→ SHORT TASK: Search the material for the word "Gustav" and report each line where it turns up.
───── GIVEN DATA
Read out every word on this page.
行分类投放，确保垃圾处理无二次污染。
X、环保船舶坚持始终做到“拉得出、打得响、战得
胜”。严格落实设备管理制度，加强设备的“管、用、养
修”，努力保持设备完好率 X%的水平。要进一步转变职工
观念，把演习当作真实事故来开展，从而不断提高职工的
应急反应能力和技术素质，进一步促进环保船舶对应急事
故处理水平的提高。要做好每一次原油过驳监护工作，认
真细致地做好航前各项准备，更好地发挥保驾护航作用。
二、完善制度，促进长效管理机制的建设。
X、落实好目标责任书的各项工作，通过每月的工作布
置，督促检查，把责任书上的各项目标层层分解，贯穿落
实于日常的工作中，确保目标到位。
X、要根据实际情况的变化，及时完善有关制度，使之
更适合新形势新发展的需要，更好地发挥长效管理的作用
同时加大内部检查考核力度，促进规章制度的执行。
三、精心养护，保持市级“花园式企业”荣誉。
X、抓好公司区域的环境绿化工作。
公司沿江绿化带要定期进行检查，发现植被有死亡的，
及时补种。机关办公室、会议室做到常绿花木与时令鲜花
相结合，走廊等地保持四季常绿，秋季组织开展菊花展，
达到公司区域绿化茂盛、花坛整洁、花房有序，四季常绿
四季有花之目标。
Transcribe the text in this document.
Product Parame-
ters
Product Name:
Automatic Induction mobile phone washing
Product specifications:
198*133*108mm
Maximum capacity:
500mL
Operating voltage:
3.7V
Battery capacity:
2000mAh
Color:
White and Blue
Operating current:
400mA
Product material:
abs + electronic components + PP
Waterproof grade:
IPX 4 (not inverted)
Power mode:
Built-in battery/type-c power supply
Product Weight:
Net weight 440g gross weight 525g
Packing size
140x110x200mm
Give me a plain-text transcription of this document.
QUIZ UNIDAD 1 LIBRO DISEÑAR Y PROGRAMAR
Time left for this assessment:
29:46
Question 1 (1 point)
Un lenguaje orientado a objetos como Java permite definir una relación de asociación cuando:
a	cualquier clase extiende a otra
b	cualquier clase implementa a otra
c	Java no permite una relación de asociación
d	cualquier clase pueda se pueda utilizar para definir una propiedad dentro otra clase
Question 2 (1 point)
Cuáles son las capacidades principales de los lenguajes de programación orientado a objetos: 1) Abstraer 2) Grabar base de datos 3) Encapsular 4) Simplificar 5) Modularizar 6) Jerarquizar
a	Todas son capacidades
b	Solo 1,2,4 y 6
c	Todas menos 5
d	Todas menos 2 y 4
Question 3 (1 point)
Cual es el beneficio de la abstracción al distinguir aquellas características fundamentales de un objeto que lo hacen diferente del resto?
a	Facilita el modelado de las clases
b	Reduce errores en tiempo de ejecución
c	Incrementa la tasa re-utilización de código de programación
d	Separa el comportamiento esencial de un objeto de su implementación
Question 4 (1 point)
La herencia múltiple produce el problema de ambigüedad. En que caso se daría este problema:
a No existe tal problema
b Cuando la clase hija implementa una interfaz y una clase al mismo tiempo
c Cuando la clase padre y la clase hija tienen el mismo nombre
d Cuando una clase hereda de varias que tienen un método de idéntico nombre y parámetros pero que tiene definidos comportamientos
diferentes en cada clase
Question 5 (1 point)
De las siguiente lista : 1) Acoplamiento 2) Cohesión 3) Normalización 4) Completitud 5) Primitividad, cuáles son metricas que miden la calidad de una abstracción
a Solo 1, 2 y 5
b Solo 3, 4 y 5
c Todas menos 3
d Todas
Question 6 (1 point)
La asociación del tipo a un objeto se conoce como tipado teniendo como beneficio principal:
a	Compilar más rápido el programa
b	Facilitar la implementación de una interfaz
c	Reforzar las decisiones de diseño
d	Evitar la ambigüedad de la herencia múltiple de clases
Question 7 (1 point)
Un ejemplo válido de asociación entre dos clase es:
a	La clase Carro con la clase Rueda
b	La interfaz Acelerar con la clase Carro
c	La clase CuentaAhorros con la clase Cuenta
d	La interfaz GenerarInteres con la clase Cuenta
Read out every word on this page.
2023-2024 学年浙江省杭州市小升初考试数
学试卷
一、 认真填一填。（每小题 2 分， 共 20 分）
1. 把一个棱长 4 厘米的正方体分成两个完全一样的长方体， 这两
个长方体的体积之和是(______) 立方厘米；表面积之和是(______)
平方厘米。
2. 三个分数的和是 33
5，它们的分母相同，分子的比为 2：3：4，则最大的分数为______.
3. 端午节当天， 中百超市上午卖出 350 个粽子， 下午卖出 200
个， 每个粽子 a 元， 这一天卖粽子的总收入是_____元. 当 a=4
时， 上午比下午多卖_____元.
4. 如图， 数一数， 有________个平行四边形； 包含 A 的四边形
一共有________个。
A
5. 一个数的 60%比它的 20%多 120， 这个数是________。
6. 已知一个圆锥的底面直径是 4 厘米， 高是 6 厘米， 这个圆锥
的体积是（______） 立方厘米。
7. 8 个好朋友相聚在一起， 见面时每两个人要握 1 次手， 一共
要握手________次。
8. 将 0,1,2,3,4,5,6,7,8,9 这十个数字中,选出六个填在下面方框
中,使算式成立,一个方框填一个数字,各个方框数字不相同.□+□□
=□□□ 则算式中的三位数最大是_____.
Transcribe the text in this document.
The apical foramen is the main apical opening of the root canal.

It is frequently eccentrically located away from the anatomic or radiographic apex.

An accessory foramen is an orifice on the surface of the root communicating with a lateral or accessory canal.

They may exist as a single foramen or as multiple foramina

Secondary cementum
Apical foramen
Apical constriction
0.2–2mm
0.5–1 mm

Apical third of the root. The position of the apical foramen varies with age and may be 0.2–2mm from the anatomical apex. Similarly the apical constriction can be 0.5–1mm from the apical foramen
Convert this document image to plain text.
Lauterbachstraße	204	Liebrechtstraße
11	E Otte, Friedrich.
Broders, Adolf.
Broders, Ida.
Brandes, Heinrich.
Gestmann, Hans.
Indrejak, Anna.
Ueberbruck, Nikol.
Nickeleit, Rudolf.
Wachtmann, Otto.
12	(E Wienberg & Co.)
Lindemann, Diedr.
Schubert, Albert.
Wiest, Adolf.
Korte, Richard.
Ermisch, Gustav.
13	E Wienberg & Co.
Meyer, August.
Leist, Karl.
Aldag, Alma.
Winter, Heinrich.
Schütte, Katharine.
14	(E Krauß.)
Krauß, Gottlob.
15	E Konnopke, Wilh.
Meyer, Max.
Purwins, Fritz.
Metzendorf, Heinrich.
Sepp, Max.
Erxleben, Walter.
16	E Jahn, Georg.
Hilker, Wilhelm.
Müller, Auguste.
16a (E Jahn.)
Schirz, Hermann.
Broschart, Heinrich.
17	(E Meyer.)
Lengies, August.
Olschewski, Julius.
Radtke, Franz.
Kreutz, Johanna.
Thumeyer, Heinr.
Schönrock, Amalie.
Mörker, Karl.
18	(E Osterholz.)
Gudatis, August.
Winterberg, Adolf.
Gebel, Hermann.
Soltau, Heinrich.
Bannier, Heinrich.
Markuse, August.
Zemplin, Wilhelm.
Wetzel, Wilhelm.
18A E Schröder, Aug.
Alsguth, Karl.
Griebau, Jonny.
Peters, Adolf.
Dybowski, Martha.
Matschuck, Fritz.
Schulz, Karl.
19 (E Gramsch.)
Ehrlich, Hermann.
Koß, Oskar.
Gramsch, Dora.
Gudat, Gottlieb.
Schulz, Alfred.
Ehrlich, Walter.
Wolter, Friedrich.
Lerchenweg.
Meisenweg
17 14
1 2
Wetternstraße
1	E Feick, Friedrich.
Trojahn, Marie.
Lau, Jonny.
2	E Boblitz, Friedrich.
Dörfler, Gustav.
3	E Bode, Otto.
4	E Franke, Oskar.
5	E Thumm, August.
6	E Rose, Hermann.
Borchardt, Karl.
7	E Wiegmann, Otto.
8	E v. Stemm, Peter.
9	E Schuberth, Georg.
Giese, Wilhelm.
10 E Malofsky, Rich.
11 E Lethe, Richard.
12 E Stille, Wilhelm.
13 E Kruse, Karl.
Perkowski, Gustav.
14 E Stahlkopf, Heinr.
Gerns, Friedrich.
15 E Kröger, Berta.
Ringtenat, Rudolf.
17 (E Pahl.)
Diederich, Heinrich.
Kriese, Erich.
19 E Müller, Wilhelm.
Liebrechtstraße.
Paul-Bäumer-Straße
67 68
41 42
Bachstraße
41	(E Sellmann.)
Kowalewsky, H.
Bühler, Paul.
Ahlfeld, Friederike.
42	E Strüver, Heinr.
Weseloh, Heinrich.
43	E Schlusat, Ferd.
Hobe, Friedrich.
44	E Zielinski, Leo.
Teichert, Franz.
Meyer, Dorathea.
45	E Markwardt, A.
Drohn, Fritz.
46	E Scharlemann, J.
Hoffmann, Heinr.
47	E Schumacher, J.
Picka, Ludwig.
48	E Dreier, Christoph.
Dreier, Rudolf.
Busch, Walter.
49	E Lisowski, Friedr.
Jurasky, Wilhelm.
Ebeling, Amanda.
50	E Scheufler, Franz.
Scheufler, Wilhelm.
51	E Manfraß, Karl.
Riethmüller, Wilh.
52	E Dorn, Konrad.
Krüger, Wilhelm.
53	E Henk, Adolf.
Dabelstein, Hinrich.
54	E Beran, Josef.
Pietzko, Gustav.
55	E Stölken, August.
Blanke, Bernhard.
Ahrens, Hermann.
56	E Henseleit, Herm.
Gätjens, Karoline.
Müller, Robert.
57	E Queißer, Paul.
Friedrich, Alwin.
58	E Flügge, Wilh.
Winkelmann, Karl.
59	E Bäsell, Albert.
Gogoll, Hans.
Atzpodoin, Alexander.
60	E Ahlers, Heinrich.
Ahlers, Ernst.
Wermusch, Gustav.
──────────
→ SOLUTION TO THIS TASK:
Ermisch, Gustav.
Dörfler, Gustav.
Perkowski, Gustav.
Pietzko, Gustav.
Wermusch, Gustav.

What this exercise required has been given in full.